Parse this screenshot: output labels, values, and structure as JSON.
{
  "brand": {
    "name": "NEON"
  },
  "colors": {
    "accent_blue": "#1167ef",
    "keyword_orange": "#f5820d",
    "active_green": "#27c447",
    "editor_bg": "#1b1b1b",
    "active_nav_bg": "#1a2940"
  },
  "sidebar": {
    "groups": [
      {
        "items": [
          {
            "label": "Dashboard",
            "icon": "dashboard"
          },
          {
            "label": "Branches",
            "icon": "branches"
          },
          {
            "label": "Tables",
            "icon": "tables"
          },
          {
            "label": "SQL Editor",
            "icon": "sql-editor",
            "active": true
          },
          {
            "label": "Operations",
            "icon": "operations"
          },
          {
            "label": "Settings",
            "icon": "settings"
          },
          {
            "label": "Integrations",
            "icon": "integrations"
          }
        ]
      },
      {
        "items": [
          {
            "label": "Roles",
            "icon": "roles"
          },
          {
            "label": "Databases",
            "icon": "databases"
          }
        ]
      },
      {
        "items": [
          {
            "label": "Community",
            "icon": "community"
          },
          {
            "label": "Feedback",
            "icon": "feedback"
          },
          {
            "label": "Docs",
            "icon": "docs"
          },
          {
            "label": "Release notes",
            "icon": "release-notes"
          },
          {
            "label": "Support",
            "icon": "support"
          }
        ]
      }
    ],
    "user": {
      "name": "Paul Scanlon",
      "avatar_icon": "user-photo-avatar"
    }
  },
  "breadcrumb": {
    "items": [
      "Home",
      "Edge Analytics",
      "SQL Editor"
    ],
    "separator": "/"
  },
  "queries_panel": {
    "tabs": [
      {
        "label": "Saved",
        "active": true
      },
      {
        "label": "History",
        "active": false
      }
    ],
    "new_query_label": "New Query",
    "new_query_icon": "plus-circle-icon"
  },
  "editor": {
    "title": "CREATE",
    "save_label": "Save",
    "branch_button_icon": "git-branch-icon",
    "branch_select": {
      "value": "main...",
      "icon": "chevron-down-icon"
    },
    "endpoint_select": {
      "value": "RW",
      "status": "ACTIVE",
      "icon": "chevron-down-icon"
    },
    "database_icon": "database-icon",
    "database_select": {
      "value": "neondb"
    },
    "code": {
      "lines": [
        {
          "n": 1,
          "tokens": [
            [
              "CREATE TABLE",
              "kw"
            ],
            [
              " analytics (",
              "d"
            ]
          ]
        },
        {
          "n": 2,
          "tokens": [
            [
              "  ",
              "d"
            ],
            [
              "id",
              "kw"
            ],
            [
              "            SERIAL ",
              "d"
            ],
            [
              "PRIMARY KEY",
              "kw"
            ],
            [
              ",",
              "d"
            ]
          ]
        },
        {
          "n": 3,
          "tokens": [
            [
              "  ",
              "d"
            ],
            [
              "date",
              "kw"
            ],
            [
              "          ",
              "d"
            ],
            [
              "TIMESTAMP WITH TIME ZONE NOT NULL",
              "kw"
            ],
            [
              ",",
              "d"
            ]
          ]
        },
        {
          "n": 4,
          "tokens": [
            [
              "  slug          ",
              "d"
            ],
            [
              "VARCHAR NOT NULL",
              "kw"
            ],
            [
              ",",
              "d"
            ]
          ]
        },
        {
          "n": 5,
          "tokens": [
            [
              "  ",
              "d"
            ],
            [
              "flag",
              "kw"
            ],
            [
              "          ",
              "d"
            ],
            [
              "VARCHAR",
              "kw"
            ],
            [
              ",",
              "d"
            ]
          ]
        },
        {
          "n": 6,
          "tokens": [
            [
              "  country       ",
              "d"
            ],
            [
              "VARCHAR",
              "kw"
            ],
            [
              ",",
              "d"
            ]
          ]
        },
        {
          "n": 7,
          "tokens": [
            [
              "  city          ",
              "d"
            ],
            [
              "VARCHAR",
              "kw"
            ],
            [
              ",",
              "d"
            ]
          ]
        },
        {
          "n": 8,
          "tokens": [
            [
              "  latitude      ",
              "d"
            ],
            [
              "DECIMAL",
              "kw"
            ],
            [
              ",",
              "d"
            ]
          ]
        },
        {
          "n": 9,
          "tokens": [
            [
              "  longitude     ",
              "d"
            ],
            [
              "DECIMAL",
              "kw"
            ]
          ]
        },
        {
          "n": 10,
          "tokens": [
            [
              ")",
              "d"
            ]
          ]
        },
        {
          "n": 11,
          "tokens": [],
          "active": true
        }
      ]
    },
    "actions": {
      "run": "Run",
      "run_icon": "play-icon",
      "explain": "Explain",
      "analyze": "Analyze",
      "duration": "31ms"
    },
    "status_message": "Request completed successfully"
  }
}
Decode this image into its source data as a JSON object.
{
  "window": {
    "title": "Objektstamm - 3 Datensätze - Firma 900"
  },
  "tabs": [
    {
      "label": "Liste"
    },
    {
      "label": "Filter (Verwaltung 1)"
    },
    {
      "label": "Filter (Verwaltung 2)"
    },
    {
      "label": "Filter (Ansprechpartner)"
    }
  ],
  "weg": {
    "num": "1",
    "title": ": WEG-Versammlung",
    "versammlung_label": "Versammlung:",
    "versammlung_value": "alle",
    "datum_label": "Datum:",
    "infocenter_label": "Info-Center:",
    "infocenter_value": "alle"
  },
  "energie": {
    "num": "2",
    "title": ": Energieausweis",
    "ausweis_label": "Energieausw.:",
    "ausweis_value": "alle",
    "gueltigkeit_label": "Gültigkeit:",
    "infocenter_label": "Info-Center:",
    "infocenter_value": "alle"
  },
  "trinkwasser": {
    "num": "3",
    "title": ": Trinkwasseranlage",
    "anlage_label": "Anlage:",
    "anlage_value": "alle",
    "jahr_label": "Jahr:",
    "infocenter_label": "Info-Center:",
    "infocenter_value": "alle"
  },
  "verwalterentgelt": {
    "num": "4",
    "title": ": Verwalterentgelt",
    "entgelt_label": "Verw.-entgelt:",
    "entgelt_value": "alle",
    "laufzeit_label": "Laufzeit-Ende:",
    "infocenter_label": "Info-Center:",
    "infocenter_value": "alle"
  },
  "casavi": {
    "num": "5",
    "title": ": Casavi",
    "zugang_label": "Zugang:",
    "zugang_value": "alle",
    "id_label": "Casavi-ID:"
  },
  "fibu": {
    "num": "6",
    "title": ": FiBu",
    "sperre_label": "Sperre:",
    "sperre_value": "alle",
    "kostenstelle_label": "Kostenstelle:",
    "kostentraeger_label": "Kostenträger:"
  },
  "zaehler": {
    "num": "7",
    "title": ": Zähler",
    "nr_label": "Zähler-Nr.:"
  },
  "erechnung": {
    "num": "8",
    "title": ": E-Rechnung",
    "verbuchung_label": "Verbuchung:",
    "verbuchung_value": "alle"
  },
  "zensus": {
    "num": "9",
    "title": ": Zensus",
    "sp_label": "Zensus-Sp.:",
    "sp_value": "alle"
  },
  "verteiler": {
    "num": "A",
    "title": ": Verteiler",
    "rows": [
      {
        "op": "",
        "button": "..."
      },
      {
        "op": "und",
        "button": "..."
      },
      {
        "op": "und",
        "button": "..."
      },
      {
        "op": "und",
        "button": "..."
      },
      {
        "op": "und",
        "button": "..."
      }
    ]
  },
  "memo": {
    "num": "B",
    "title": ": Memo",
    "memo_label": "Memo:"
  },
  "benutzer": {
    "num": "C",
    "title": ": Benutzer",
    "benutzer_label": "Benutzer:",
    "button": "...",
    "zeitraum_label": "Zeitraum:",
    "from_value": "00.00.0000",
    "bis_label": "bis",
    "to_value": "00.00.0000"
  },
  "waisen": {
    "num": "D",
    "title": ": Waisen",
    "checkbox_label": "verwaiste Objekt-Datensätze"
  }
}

What to work on:
Write the whole listing out again. Keep every line exactly as it is.

Written answer:
Parse this screenshot: output labels, values, and structure as JSON.
{
  "brand": {
    "name": "NEON"
  },
  "colors": {
    "accent_blue": "#1167ef",
    "keyword_orange": "#f5820d",
    "active_green": "#27c447",
    "editor_bg": "#1b1b1b",
    "active_nav_bg": "#1a2940"
  },
  "sidebar": {
    "groups": [
      {
        "items": [
          {
            "label": "Dashboard",
            "icon": "dashboard"
          },
          {
            "label": "Branches",
            "icon": "branches"
          },
          {
            "label": "Tables",
            "icon": "tables"
          },
          {
            "label": "SQL Editor",
            "icon": "sql-editor",
            "active": true
          },
          {
            "label": "Operations",
            "icon": "operations"
          },
          {
            "label": "Settings",
            "icon": "settings"
          },
          {
            "label": "Integrations",
            "icon": "integrations"
          }
        ]
      },
      {
        "items": [
          {
            "label": "Roles",
            "icon": "roles"
          },
          {
            "label": "Databases",
            "icon": "databases"
          }
        ]
      },
      {
        "items": [
          {
            "label": "Community",
            "icon": "community"
          },
          {
            "label": "Feedback",
            "icon": "feedback"
          },
          {
            "label": "Docs",
            "icon": "docs"
          },
          {
            "label": "Release notes",
            "icon": "release-notes"
          },
          {
            "label": "Support",
            "icon": "support"
          }
        ]
      }
    ],
    "user": {
      "name": "Paul Scanlon",
      "avatar_icon": "user-photo-avatar"
    }
  },
  "breadcrumb": {
    "items": [
      "Home",
      "Edge Analytics",
      "SQL Editor"
    ],
    "separator": "/"
  },
  "queries_panel": {
    "tabs": [
      {
        "label": "Saved",
        "active": true
      },
      {
        "label": "History",
        "active": false
      }
    ],
    "new_query_label": "New Query",
    "new_query_icon": "plus-circle-icon"
  },
  "editor": {
    "title": "CREATE",
    "save_label": "Save",
    "branch_button_icon": "git-branch-icon",
    "branch_select": {
      "value": "main...",
      "icon": "chevron-down-icon"
    },
    "endpoint_select": {
      "value": "RW",
      "status": "ACTIVE",
      "icon": "chevron-down-icon"
    },
    "database_icon": "database-icon",
    "database_select": {
      "value": "neondb"
    },
    "code": {
      "lines": [
        {
          "n": 1,
          "tokens": [
            [
              "CREATE TABLE",
              "kw"
            ],
            [
              " analytics (",
              "d"
            ]
          ]
        },
        {
          "n": 2,
          "tokens": [
            [
              "  ",
              "d"
            ],
            [
              "id",
              "kw"
            ],
            [
              "            SERIAL ",
              "d"
            ],
            [
              "PRIMARY KEY",
              "kw"
            ],
            [
              ",",
              "d"
            ]
          ]
        },
        {
          "n": 3,
          "tokens": [
            [
              "  ",
              "d"
            ],
            [
              "date",
              "kw"
            ],
            [
              "          ",
              "d"
            ],
            [
              "TIMESTAMP WITH TIME ZONE NOT NULL",
              "kw"
            ],
            [
              ",",
              "d"
            ]
          ]
        },
        {
          "n": 4,
          "tokens": [
            [
              "  slug          ",
              "d"
            ],
            [
              "VARCHAR NOT NULL",
              "kw"
            ],
            [
              ",",
              "d"
            ]
          ]
        },
        {
          "n": 5,
          "tokens": [
            [
              "  ",
              "d"
            ],
            [
              "flag",
              "kw"
            ],
            [
              "          ",
              "d"
            ],
            [
              "VARCHAR",
              "kw"
            ],
            [
              ",",
              "d"
            ]
          ]
        },
        {
          "n": 6,
          "tokens": [
            [
              "  country       ",
              "d"
            ],
            [
              "VARCHAR",
              "kw"
            ],
            [
              ",",
              "d"
            ]
          ]
        },
        {
          "n": 7,
          "tokens": [
            [
              "  city          ",
              "d"
            ],
            [
              "VARCHAR",
              "kw"
            ],
            [
              ",",
              "d"
            ]
          ]
        },
        {
          "n": 8,
          "tokens": [
            [
              "  latitude      ",
              "d"
            ],
            [
              "DECIMAL",
              "kw"
            ],
            [
              ",",
              "d"
            ]
          ]
        },
        {
          "n": 9,
          "tokens": [
            [
              "  longitude     ",
              "d"
            ],
            [
              "DECIMAL",
              "kw"
            ]
          ]
        },
        {
          "n": 10,
          "tokens": [
            [
              ")",
              "d"
            ]
          ]
        },
        {
          "n": 11,
          "tokens": [],
          "active": true
        }
      ]
    },
    "actions": {
      "run": "Run",
      "run_icon": "play-icon",
      "explain": "Explain",
      "analyze": "Analyze",
      "duration": "31ms"
    },
    "status_message": "Request completed successfully"
  }
}
Decode this image into its source data as a JSON object.
{
  "window": {
    "title": "Objektstamm - 3 Datensätze - Firma 900"
  },
  "tabs": [
    {
      "label": "Liste"
    },
    {
      "label": "Filter (Verwaltung 1)"
    },
    {
      "label": "Filter (Verwaltung 2)"
    },
    {
      "label": "Filter (Ansprechpartner)"
    }
  ],
  "weg": {
    "num": "1",
    "title": ": WEG-Versammlung",
    "versammlung_label": "Versammlung:",
    "versammlung_value": "alle",
    "datum_label": "Datum:",
    "infocenter_label": "Info-Center:",
    "infocenter_value": "alle"
  },
  "energie": {
    "num": "2",
    "title": ": Energieausweis",
    "ausweis_label": "Energieausw.:",
    "ausweis_value": "alle",
    "gueltigkeit_label": "Gültigkeit:",
    "infocenter_label": "Info-Center:",
    "infocenter_value": "alle"
  },
  "trinkwasser": {
    "num": "3",
    "title": ": Trinkwasseranlage",
    "anlage_label": "Anlage:",
    "anlage_value": "alle",
    "jahr_label": "Jahr:",
    "infocenter_label": "Info-Center:",
    "infocenter_value": "alle"
  },
  "verwalterentgelt": {
    "num": "4",
    "title": ": Verwalterentgelt",
    "entgelt_label": "Verw.-entgelt:",
    "entgelt_value": "alle",
    "laufzeit_label": "Laufzeit-Ende:",
    "infocenter_label": "Info-Center:",
    "infocenter_value": "alle"
  },
  "casavi": {
    "num": "5",
    "title": ": Casavi",
    "zugang_label": "Zugang:",
    "zugang_value": "alle",
    "id_label": "Casavi-ID:"
  },
  "fibu": {
    "num": "6",
    "title": ": FiBu",
    "sperre_label": "Sperre:",
    "sperre_value": "alle",
    "kostenstelle_label": "Kostenstelle:",
    "kostentraeger_label": "Kostenträger:"
  },
  "zaehler": {
    "num": "7",
    "title": ": Zähler",
    "nr_label": "Zähler-Nr.:"
  },
  "erechnung": {
    "num": "8",
    "title": ": E-Rechnung",
    "verbuchung_label": "Verbuchung:",
    "verbuchung_value": "alle"
  },
  "zensus": {
    "num": "9",
    "title": ": Zensus",
    "sp_label": "Zensus-Sp.:",
    "sp_value": "alle"
  },
  "verteiler": {
    "num": "A",
    "title": ": Verteiler",
    "rows": [
      {
        "op": "",
        "button": "..."
      },
      {
        "op": "und",
        "button": "..."
      },
      {
        "op": "und",
        "button": "..."
      },
      {
        "op": "und",
        "button": "..."
      },
      {
        "op": "und",
        "button": "..."
      }
    ]
  },
  "memo": {
    "num": "B",
    "title": ": Memo",
    "memo_label": "Memo:"
  },
  "benutzer": {
    "num": "C",
    "title": ": Benutzer",
    "benutzer_label": "Benutzer:",
    "button": "...",
    "zeitraum_label": "Zeitraum:",
    "from_value": "00.00.0000",
    "bis_label": "bis",
    "to_value": "00.00.0000"
  },
  "waisen": {
    "num": "D",
    "title": ": Waisen",
    "checkbox_label": "verwaiste Objekt-Datensätze"
  }
}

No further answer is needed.